Transcribe the material exactly. Images do not belong in the copy.

- Entries shown
◆ ◆ ◆ ◆

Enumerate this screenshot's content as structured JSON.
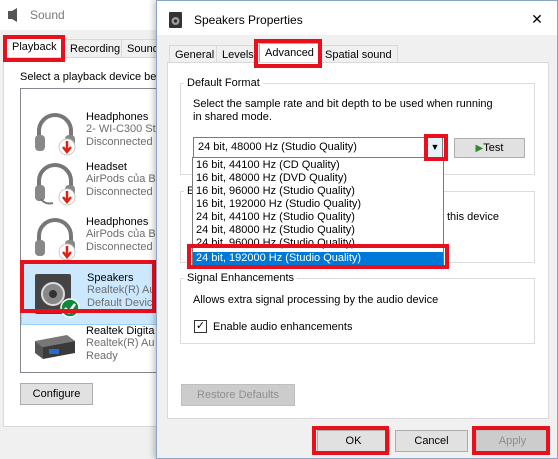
{
  "sound_window": {
    "title": "Sound",
    "tabs": [
      "Playback",
      "Recording",
      "Sound"
    ],
    "instruction": "Select a playback device be",
    "devices": [
      {
        "name": "Headphones",
        "line1": "2- WI-C300 Ste",
        "line2": "Disconnected"
      },
      {
        "name": "Headset",
        "line1": "AirPods của Ba",
        "line2": "Disconnected"
      },
      {
        "name": "Headphones",
        "line1": "AirPods của Ba",
        "line2": "Disconnected"
      },
      {
        "name": "Speakers",
        "line1": "Realtek(R) Au",
        "line2": "Default Devic"
      },
      {
        "name": "Realtek Digita",
        "line1": "Realtek(R) Au",
        "line2": "Ready"
      }
    ],
    "configure_label": "Configure"
  },
  "dialog": {
    "title": "Speakers Properties",
    "close_glyph": "✕",
    "tabs": [
      "General",
      "Levels",
      "Advanced",
      "Spatial sound"
    ],
    "default_format": {
      "group_label": "Default Format",
      "description_line1": "Select the sample rate and bit depth to be used when running",
      "description_line2": "in shared mode.",
      "selected_value": "24 bit, 48000 Hz (Studio Quality)",
      "test_label": "Test",
      "options": [
        "16 bit, 44100 Hz (CD Quality)",
        "16 bit, 48000 Hz (DVD Quality)",
        "16 bit, 96000 Hz (Studio Quality)",
        "16 bit, 192000 Hz (Studio Quality)",
        "24 bit, 44100 Hz (Studio Quality)",
        "24 bit, 48000 Hz (Studio Quality)",
        "24 bit, 96000 Hz (Studio Quality)",
        "24 bit, 192000 Hz (Studio Quality)"
      ],
      "highlighted_index": 7
    },
    "exclusive_mode": {
      "group_label_fragment": "E",
      "text_fragment": "this device"
    },
    "signal_enhancements": {
      "group_label": "Signal Enhancements",
      "description": "Allows extra signal processing by the audio device",
      "checkbox_label": "Enable audio enhancements",
      "checked": true
    },
    "restore_defaults_label": "Restore Defaults",
    "ok_label": "OK",
    "cancel_label": "Cancel",
    "apply_label": "Apply"
  },
  "colors": {
    "annotation_red": "#e8101d",
    "selection_blue": "#0078d7",
    "list_selection": "#cce8ff"
  }
}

◆ ◆ ◆ ◆

- Answer for this exercise
Enumerate this screenshot's content as structured JSON.
{
  "sound_window": {
    "title": "Sound",
    "tabs": [
      "Playback",
      "Recording",
      "Sound"
    ],
    "instruction": "Select a playback device be",
    "devices": [
      {
        "name": "Headphones",
        "line1": "2- WI-C300 Ste",
        "line2": "Disconnected"
      },
      {
        "name": "Headset",
        "line1": "AirPods của Ba",
        "line2": "Disconnected"
      },
      {
        "name": "Headphones",
        "line1": "AirPods của Ba",
        "line2": "Disconnected"
      },
      {
        "name": "Speakers",
        "line1": "Realtek(R) Au",
        "line2": "Default Devic"
      },
      {
        "name": "Realtek Digita",
        "line1": "Realtek(R) Au",
        "line2": "Ready"
      }
    ],
    "configure_label": "Configure"
  },
  "dialog": {
    "title": "Speakers Properties",
    "close_glyph": "✕",
    "tabs": [
      "General",
      "Levels",
      "Advanced",
      "Spatial sound"
    ],
    "default_format": {
      "group_label": "Default Format",
      "description_line1": "Select the sample rate and bit depth to be used when running",
      "description_line2": "in shared mode.",
      "selected_value": "24 bit, 48000 Hz (Studio Quality)",
      "test_label": "Test",
      "options": [
        "16 bit, 44100 Hz (CD Quality)",
        "16 bit, 48000 Hz (DVD Quality)",
        "16 bit, 96000 Hz (Studio Quality)",
        "16 bit, 192000 Hz (Studio Quality)",
        "24 bit, 44100 Hz (Studio Quality)",
        "24 bit, 48000 Hz (Studio Quality)",
        "24 bit, 96000 Hz (Studio Quality)",
        "24 bit, 192000 Hz (Studio Quality)"
      ],
      "highlighted_index": 7
    },
    "exclusive_mode": {
      "group_label_fragment": "E",
      "text_fragment": "this device"
    },
    "signal_enhancements": {
      "group_label": "Signal Enhancements",
      "description": "Allows extra signal processing by the audio device",
      "checkbox_label": "Enable audio enhancements",
      "checked": true
    },
    "restore_defaults_label": "Restore Defaults",
    "ok_label": "OK",
    "cancel_label": "Cancel",
    "apply_label": "Apply"
  },
  "colors": {
    "annotation_red": "#e8101d",
    "selection_blue": "#0078d7",
    "list_selection": "#cce8ff"
  }
}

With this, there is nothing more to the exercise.